>> Begin AVAILABLE DATA

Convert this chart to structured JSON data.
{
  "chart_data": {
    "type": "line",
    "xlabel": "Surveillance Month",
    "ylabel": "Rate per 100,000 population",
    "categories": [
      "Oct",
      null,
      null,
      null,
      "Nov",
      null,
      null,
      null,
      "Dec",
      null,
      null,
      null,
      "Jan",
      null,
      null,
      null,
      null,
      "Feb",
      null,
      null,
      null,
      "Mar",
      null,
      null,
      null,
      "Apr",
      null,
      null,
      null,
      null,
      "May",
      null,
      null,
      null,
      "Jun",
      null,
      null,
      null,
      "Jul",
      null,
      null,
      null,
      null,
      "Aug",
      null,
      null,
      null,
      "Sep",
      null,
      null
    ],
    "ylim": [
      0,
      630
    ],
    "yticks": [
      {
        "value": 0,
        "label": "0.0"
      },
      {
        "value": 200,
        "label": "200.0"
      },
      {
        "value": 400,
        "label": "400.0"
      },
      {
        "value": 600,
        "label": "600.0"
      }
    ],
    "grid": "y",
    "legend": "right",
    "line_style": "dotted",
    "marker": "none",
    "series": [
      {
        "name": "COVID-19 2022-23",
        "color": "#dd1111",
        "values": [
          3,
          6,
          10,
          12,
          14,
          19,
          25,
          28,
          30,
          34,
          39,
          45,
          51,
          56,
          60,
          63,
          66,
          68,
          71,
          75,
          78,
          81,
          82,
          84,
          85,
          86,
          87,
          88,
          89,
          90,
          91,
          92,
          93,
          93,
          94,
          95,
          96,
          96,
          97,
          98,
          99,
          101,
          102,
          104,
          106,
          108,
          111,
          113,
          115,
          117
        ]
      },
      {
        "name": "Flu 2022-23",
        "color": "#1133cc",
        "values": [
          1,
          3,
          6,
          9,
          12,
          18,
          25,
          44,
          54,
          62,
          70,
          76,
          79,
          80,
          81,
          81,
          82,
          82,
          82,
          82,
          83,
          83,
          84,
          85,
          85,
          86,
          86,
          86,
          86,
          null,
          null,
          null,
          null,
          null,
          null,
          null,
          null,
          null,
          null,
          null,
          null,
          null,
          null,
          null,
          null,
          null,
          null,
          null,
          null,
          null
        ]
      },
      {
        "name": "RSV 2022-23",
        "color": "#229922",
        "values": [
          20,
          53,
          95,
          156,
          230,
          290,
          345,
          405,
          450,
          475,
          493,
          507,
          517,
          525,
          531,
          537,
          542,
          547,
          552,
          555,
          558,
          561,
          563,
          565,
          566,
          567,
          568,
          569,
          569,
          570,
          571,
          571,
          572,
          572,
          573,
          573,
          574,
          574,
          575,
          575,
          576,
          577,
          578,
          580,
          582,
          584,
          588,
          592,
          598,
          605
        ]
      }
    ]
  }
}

>> End AVAILABLE DATA

**SHORT PROBLEM:** Read the entries above, then pull out the lines that include "color".

**RESPONSE TO THE TASK:**
        "color": "#dd1111",
        "color": "#1133cc",
        "color": "#229922",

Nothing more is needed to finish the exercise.